How many lines of these entries hold the string "Subject"? Answer with the number alone.

**SUPPLIED MATERIAL:**
— begin —

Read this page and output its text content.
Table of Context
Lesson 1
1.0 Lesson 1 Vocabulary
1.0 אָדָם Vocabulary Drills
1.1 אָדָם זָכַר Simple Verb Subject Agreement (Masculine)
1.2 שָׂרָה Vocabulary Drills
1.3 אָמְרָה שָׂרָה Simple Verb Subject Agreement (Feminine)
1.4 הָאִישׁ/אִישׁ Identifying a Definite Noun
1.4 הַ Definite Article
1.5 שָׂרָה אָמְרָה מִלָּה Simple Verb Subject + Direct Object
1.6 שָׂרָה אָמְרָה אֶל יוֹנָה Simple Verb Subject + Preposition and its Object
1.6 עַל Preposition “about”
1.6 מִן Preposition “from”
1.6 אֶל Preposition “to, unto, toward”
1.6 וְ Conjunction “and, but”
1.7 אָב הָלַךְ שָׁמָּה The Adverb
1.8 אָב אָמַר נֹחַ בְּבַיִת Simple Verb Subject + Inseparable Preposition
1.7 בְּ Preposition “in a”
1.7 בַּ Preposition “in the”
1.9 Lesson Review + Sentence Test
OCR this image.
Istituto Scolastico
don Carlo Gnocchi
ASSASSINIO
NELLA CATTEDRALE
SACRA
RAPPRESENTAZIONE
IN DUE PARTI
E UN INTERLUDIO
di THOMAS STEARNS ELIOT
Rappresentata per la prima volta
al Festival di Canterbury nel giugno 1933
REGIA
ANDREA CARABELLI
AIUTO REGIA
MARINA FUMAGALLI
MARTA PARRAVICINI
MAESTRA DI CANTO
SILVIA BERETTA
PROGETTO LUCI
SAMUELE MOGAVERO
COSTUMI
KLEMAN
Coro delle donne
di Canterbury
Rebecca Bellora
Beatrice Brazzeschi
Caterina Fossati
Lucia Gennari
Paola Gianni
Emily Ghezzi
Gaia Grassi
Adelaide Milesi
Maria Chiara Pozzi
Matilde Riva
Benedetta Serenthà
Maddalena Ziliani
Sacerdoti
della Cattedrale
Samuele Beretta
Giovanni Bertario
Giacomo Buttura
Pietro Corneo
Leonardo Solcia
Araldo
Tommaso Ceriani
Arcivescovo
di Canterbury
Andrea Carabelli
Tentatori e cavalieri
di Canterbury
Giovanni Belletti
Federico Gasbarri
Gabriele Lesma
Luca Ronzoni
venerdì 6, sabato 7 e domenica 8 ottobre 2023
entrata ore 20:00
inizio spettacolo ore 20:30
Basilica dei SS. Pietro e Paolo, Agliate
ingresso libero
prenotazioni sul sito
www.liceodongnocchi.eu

— end —

**RESULT FOR THIS EXERCISE:** 5